* **What to produce**
Please find every line in the entries below that contains the word "List" and copy each of those lines. Match the case of the word exactly.

── Supplied data ──

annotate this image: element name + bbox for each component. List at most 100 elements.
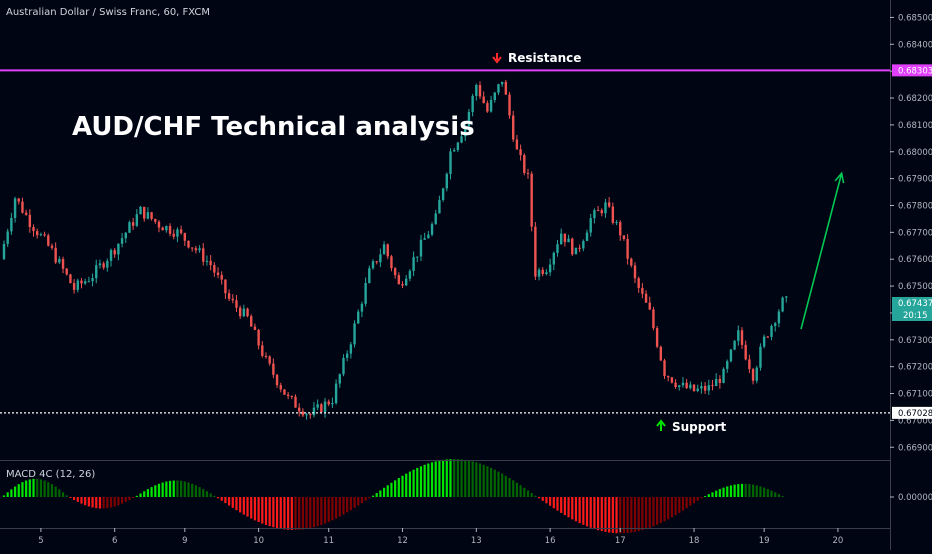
candle[interactable] (405, 274, 408, 286)
candle[interactable] (95, 259, 98, 284)
candle[interactable] (205, 255, 209, 266)
candle[interactable] (220, 271, 223, 285)
candle[interactable] (298, 403, 301, 417)
candle[interactable] (368, 265, 371, 284)
candle[interactable] (663, 358, 666, 379)
candle[interactable] (360, 301, 364, 318)
candle[interactable] (87, 276, 91, 283)
candle[interactable] (456, 141, 460, 152)
candle[interactable] (24, 209, 28, 216)
candle[interactable] (120, 233, 124, 248)
candle[interactable] (493, 91, 496, 103)
candle[interactable] (294, 394, 297, 408)
candle[interactable] (430, 221, 434, 237)
candle[interactable] (172, 229, 175, 240)
candle[interactable] (393, 266, 397, 279)
candle[interactable] (401, 281, 404, 289)
candle[interactable] (124, 231, 127, 243)
candle[interactable] (707, 379, 710, 395)
candle[interactable] (548, 258, 552, 276)
candle[interactable] (478, 81, 482, 100)
candle[interactable] (202, 243, 205, 266)
candle[interactable] (54, 242, 57, 264)
candle[interactable] (91, 273, 94, 287)
candle[interactable] (290, 395, 294, 400)
candle[interactable] (530, 171, 533, 232)
candle[interactable] (678, 384, 681, 391)
candle[interactable] (571, 237, 574, 257)
candle[interactable] (785, 295, 788, 303)
candle[interactable] (331, 397, 334, 408)
candle[interactable] (80, 277, 83, 289)
candle[interactable] (519, 144, 522, 161)
candle[interactable] (364, 277, 367, 307)
candle[interactable] (781, 296, 784, 313)
candle[interactable] (714, 373, 718, 387)
candle[interactable] (604, 198, 607, 218)
candle[interactable] (268, 355, 271, 366)
candle[interactable] (619, 220, 622, 241)
candle[interactable] (416, 256, 419, 263)
candle[interactable] (76, 278, 79, 293)
candle[interactable] (726, 359, 729, 373)
candle[interactable] (512, 110, 515, 142)
candle[interactable] (36, 228, 39, 239)
candle[interactable] (674, 379, 677, 389)
candle[interactable] (98, 259, 102, 269)
candle[interactable] (235, 295, 238, 312)
forecast-arrow[interactable] (800, 171, 845, 330)
candle[interactable] (696, 384, 699, 393)
candle[interactable] (216, 267, 220, 279)
candle[interactable] (648, 296, 651, 311)
candle[interactable] (681, 377, 685, 388)
candle[interactable] (32, 224, 35, 237)
candle[interactable] (718, 375, 722, 389)
candle[interactable] (500, 81, 504, 87)
candle[interactable] (423, 232, 426, 240)
candle[interactable] (275, 373, 279, 388)
candle[interactable] (224, 279, 227, 299)
candle[interactable] (231, 294, 234, 304)
candle[interactable] (65, 267, 68, 276)
candle[interactable] (168, 223, 172, 237)
candle[interactable] (641, 283, 644, 299)
candle[interactable] (626, 234, 629, 265)
candle[interactable] (397, 272, 401, 285)
candle[interactable] (323, 398, 327, 418)
candle[interactable] (427, 231, 430, 239)
candle[interactable] (441, 187, 445, 202)
candle[interactable] (106, 258, 109, 272)
candle[interactable] (316, 399, 319, 411)
candle[interactable] (744, 340, 747, 361)
candle[interactable] (711, 379, 714, 391)
candle[interactable] (545, 269, 548, 276)
candle[interactable] (338, 373, 341, 388)
candle[interactable] (475, 83, 478, 101)
candle[interactable] (460, 134, 463, 144)
candle[interactable] (659, 345, 663, 362)
candle[interactable] (552, 251, 556, 271)
candle[interactable] (449, 148, 452, 180)
candle[interactable] (615, 220, 618, 226)
candle[interactable] (596, 205, 600, 212)
candle[interactable] (578, 244, 581, 253)
candle[interactable] (242, 304, 246, 318)
candle[interactable] (630, 257, 633, 268)
candle[interactable] (722, 367, 725, 384)
candle[interactable] (471, 93, 474, 117)
candle[interactable] (47, 233, 50, 247)
candle[interactable] (751, 367, 755, 385)
candle[interactable] (379, 248, 382, 268)
candle[interactable] (534, 221, 537, 281)
candle[interactable] (113, 247, 116, 258)
candle[interactable] (250, 314, 253, 327)
candle[interactable] (692, 384, 696, 392)
candle[interactable] (213, 262, 216, 277)
candle[interactable] (486, 100, 489, 113)
candle[interactable] (526, 168, 530, 179)
candle[interactable] (589, 213, 592, 237)
candle[interactable] (183, 232, 187, 246)
candle[interactable] (593, 208, 596, 224)
candle[interactable] (412, 251, 415, 277)
candle[interactable] (165, 225, 168, 233)
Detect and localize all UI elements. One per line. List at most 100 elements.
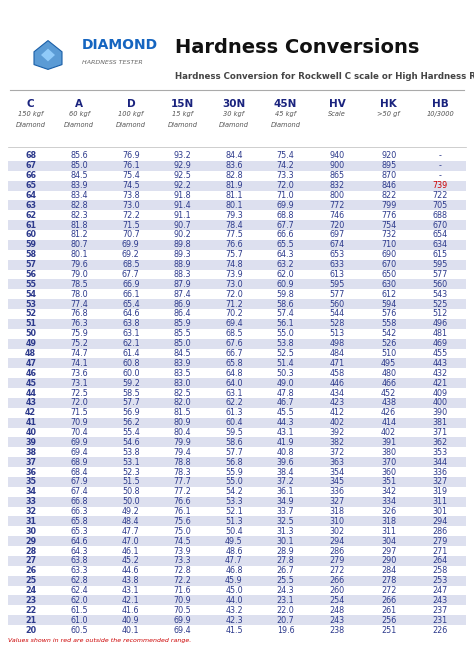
Text: 40.1: 40.1	[122, 625, 139, 634]
Text: 82.8: 82.8	[225, 171, 243, 180]
Text: 772: 772	[329, 201, 345, 210]
Text: 484: 484	[329, 349, 345, 358]
Text: 43.8: 43.8	[122, 576, 139, 585]
Text: 256: 256	[381, 615, 396, 625]
Text: 71.5: 71.5	[70, 408, 88, 417]
Text: 243: 243	[329, 615, 345, 625]
Bar	[8, 259, 466, 269]
Text: 56.2: 56.2	[122, 418, 140, 427]
Text: 412: 412	[329, 408, 345, 417]
Text: 363: 363	[329, 458, 345, 467]
Text: -: -	[439, 171, 442, 180]
Text: 414: 414	[381, 418, 396, 427]
Text: 33.7: 33.7	[277, 507, 294, 516]
Text: 30: 30	[25, 527, 36, 536]
Text: 50.3: 50.3	[277, 369, 294, 378]
Text: 65: 65	[25, 181, 36, 190]
Text: 69.9: 69.9	[70, 438, 88, 447]
Text: 37: 37	[25, 458, 36, 467]
Text: 90.2: 90.2	[173, 230, 191, 239]
Text: 92.2: 92.2	[173, 181, 191, 190]
Text: 54: 54	[25, 289, 36, 299]
Text: 21: 21	[25, 615, 36, 625]
Text: 82.0: 82.0	[173, 398, 191, 408]
Text: 29: 29	[25, 537, 36, 546]
Text: 76.3: 76.3	[71, 319, 88, 329]
Text: 705: 705	[433, 201, 448, 210]
Text: 44.6: 44.6	[122, 567, 139, 575]
Text: 510: 510	[381, 349, 396, 358]
Text: Hardness Conversion for Rockwell C scale or High Hardness Range: Hardness Conversion for Rockwell C scale…	[175, 72, 474, 81]
Text: 30N: 30N	[222, 99, 246, 109]
Text: 354: 354	[329, 467, 345, 477]
Text: 100 kgf: 100 kgf	[118, 111, 144, 117]
Text: 75.9: 75.9	[70, 329, 88, 338]
Text: 65.8: 65.8	[71, 517, 88, 526]
Text: 50.4: 50.4	[225, 527, 243, 536]
Text: 351: 351	[381, 477, 396, 486]
Text: 91.8: 91.8	[173, 191, 191, 200]
Text: HV: HV	[328, 99, 346, 109]
Text: 74.5: 74.5	[173, 537, 191, 546]
Text: 23.1: 23.1	[277, 596, 294, 605]
Text: 87.4: 87.4	[173, 289, 191, 299]
Text: 47.8: 47.8	[277, 389, 294, 398]
Text: 258: 258	[433, 567, 448, 575]
Text: 63.8: 63.8	[71, 556, 88, 565]
Text: 469: 469	[433, 339, 448, 348]
Text: 799: 799	[381, 201, 396, 210]
Text: 84.4: 84.4	[225, 151, 243, 160]
Text: 63.1: 63.1	[225, 389, 243, 398]
Text: HB: HB	[432, 99, 448, 109]
Text: 42.3: 42.3	[225, 615, 243, 625]
Text: 28: 28	[25, 546, 36, 556]
Text: 71.2: 71.2	[225, 300, 243, 308]
Text: 688: 688	[433, 211, 448, 220]
Bar	[8, 359, 466, 368]
Text: 44: 44	[25, 389, 36, 398]
Text: 64.6: 64.6	[122, 310, 139, 318]
Text: 38: 38	[25, 448, 36, 457]
Text: 31: 31	[25, 517, 36, 526]
Text: 83.4: 83.4	[71, 191, 88, 200]
Text: 650: 650	[381, 270, 396, 279]
Text: 89.8: 89.8	[173, 241, 191, 249]
Text: 67.9: 67.9	[70, 477, 88, 486]
Bar	[8, 378, 466, 388]
Text: 34.9: 34.9	[277, 497, 294, 506]
Bar	[8, 457, 466, 467]
Text: 76.1: 76.1	[122, 161, 140, 170]
Text: 310: 310	[329, 517, 345, 526]
Text: 326: 326	[381, 507, 396, 516]
Text: 64.3: 64.3	[277, 250, 294, 259]
Text: 290: 290	[381, 556, 396, 565]
Text: 53.8: 53.8	[122, 448, 140, 457]
Text: 88.9: 88.9	[173, 260, 191, 269]
Text: 62.2: 62.2	[225, 398, 243, 408]
Text: 66: 66	[25, 171, 36, 180]
Text: 51.4: 51.4	[277, 359, 294, 368]
Text: 371: 371	[433, 428, 448, 437]
Text: 344: 344	[433, 458, 448, 467]
Text: 43.1: 43.1	[277, 428, 294, 437]
Text: 52.3: 52.3	[122, 467, 140, 477]
Text: 63.1: 63.1	[122, 329, 139, 338]
Text: HK: HK	[380, 99, 397, 109]
Text: 272: 272	[381, 586, 396, 595]
Text: 70.7: 70.7	[122, 230, 140, 239]
Text: 75.0: 75.0	[173, 527, 191, 536]
Text: 66.7: 66.7	[225, 349, 243, 358]
Text: 595: 595	[433, 260, 448, 269]
Text: 746: 746	[329, 211, 345, 220]
Text: 77.7: 77.7	[173, 477, 191, 486]
Bar	[8, 240, 466, 250]
Text: 70.2: 70.2	[225, 310, 243, 318]
Text: 66.1: 66.1	[122, 289, 139, 299]
Text: 56.1: 56.1	[277, 319, 294, 329]
Text: 81.5: 81.5	[173, 408, 191, 417]
Text: 543: 543	[433, 289, 448, 299]
Text: 57: 57	[25, 260, 36, 269]
Text: 402: 402	[381, 428, 396, 437]
Text: 40.8: 40.8	[277, 448, 294, 457]
Text: 55.0: 55.0	[225, 477, 243, 486]
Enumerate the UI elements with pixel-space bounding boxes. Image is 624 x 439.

───

* **Final result**
annotate this image: element name + bbox for each component. List at most 100 elements.
Detect and localize all UI elements. One per line. List at most 100 elements.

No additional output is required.